Dataset items:

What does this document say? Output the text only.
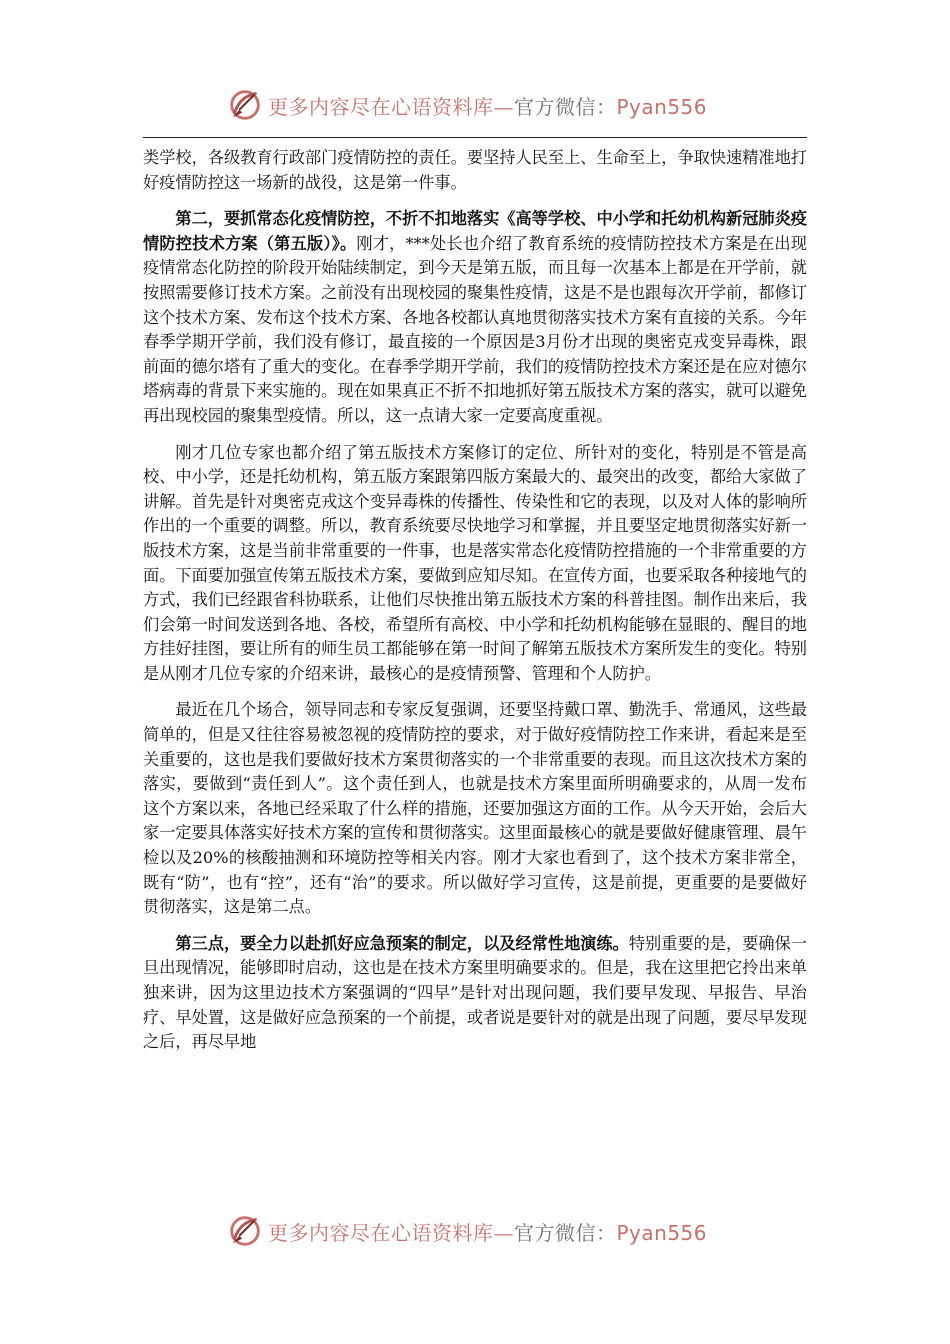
更多内容尽在心语资料库—官方微信：Pyan556

类学校，各级教育行政部门疫情防控的责任。要坚持人民至上、生命至上，争取快速精准地打好疫情防控这一场新的战役，这是第一件事。

第二，要抓常态化疫情防控，不折不扣地落实《高等学校、中小学和托幼机构新冠肺炎疫情防控技术方案（第五版）》。刚才，***处长也介绍了教育系统的疫情防控技术方案是在出现疫情常态化防控的阶段开始陆续制定，到今天是第五版，而且每一次基本上都是在开学前，就按照需要修订技术方案。之前没有出现校园的聚集性疫情，这是不是也跟每次开学前，都修订这个技术方案、发布这个技术方案、各地各校都认真地贯彻落实技术方案有直接的关系。今年春季学期开学前，我们没有修订，最直接的一个原因是3月份才出现的奥密克戎变异毒株，跟前面的德尔塔有了重大的变化。在春季学期开学前，我们的疫情防控技术方案还是在应对德尔塔病毒的背景下来实施的。现在如果真正不折不扣地抓好第五版技术方案的落实，就可以避免再出现校园的聚集型疫情。所以，这一点请大家一定要高度重视。

刚才几位专家也都介绍了第五版技术方案修订的定位、所针对的变化，特别是不管是高校、中小学，还是托幼机构，第五版方案跟第四版方案最大的、最突出的改变，都给大家做了讲解。首先是针对奥密克戎这个变异毒株的传播性、传染性和它的表现，以及对人体的影响所作出的一个重要的调整。所以，教育系统要尽快地学习和掌握，并且要坚定地贯彻落实好新一版技术方案，这是当前非常重要的一件事，也是落实常态化疫情防控措施的一个非常重要的方面。下面要加强宣传第五版技术方案，要做到应知尽知。在宣传方面，也要采取各种接地气的方式，我们已经跟省科协联系，让他们尽快推出第五版技术方案的科普挂图。制作出来后，我们会第一时间发送到各地、各校，希望所有高校、中小学和托幼机构能够在显眼的、醒目的地方挂好挂图，要让所有的师生员工都能够在第一时间了解第五版技术方案所发生的变化。特别是从刚才几位专家的介绍来讲，最核心的是疫情预警、管理和个人防护。

最近在几个场合，领导同志和专家反复强调，还要坚持戴口罩、勤洗手、常通风，这些最简单的，但是又往往容易被忽视的疫情防控的要求，对于做好疫情防控工作来讲，看起来是至关重要的，这也是我们要做好技术方案贯彻落实的一个非常重要的表现。而且这次技术方案的落实，要做到“责任到人”。这个责任到人，也就是技术方案里面所明确要求的，从周一发布这个方案以来，各地已经采取了什么样的措施，还要加强这方面的工作。从今天开始，会后大家一定要具体落实好技术方案的宣传和贯彻落实。这里面最核心的就是要做好健康管理、晨午检以及20%的核酸抽测和环境防控等相关内容。刚才大家也看到了，这个技术方案非常全，既有“防”，也有“控”，还有“治”的要求。所以做好学习宣传，这是前提，更重要的是要做好贯彻落实，这是第二点。

第三点，要全力以赴抓好应急预案的制定，以及经常性地演练。特别重要的是，要确保一旦出现情况，能够即时启动，这也是在技术方案里明确要求的。但是，我在这里把它拎出来单独来讲，因为这里边技术方案强调的“四早”是针对出现问题，我们要早发现、早报告、早治疗、早处置，这是做好应急预案的一个前提，或者说是要针对的就是出现了问题，要尽早发现之后，再尽早地

更多内容尽在心语资料库—官方微信：Pyan556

Task to complete:
Skip the pictures and print each record exactly as it stands.

Result of the task:
What does this document say? Output the text only.
更多内容尽在心语资料库—官方微信：Pyan556

类学校，各级教育行政部门疫情防控的责任。要坚持人民至上、生命至上，争取快速精准地打好疫情防控这一场新的战役，这是第一件事。

第二，要抓常态化疫情防控，不折不扣地落实《高等学校、中小学和托幼机构新冠肺炎疫情防控技术方案（第五版）》。刚才，***处长也介绍了教育系统的疫情防控技术方案是在出现疫情常态化防控的阶段开始陆续制定，到今天是第五版，而且每一次基本上都是在开学前，就按照需要修订技术方案。之前没有出现校园的聚集性疫情，这是不是也跟每次开学前，都修订这个技术方案、发布这个技术方案、各地各校都认真地贯彻落实技术方案有直接的关系。今年春季学期开学前，我们没有修订，最直接的一个原因是3月份才出现的奥密克戎变异毒株，跟前面的德尔塔有了重大的变化。在春季学期开学前，我们的疫情防控技术方案还是在应对德尔塔病毒的背景下来实施的。现在如果真正不折不扣地抓好第五版技术方案的落实，就可以避免再出现校园的聚集型疫情。所以，这一点请大家一定要高度重视。

刚才几位专家也都介绍了第五版技术方案修订的定位、所针对的变化，特别是不管是高校、中小学，还是托幼机构，第五版方案跟第四版方案最大的、最突出的改变，都给大家做了讲解。首先是针对奥密克戎这个变异毒株的传播性、传染性和它的表现，以及对人体的影响所作出的一个重要的调整。所以，教育系统要尽快地学习和掌握，并且要坚定地贯彻落实好新一版技术方案，这是当前非常重要的一件事，也是落实常态化疫情防控措施的一个非常重要的方面。下面要加强宣传第五版技术方案，要做到应知尽知。在宣传方面，也要采取各种接地气的方式，我们已经跟省科协联系，让他们尽快推出第五版技术方案的科普挂图。制作出来后，我们会第一时间发送到各地、各校，希望所有高校、中小学和托幼机构能够在显眼的、醒目的地方挂好挂图，要让所有的师生员工都能够在第一时间了解第五版技术方案所发生的变化。特别是从刚才几位专家的介绍来讲，最核心的是疫情预警、管理和个人防护。

最近在几个场合，领导同志和专家反复强调，还要坚持戴口罩、勤洗手、常通风，这些最简单的，但是又往往容易被忽视的疫情防控的要求，对于做好疫情防控工作来讲，看起来是至关重要的，这也是我们要做好技术方案贯彻落实的一个非常重要的表现。而且这次技术方案的落实，要做到“责任到人”。这个责任到人，也就是技术方案里面所明确要求的，从周一发布这个方案以来，各地已经采取了什么样的措施，还要加强这方面的工作。从今天开始，会后大家一定要具体落实好技术方案的宣传和贯彻落实。这里面最核心的就是要做好健康管理、晨午检以及20%的核酸抽测和环境防控等相关内容。刚才大家也看到了，这个技术方案非常全，既有“防”，也有“控”，还有“治”的要求。所以做好学习宣传，这是前提，更重要的是要做好贯彻落实，这是第二点。

第三点，要全力以赴抓好应急预案的制定，以及经常性地演练。特别重要的是，要确保一旦出现情况，能够即时启动，这也是在技术方案里明确要求的。但是，我在这里把它拎出来单独来讲，因为这里边技术方案强调的“四早”是针对出现问题，我们要早发现、早报告、早治疗、早处置，这是做好应急预案的一个前提，或者说是要针对的就是出现了问题，要尽早发现之后，再尽早地

更多内容尽在心语资料库—官方微信：Pyan556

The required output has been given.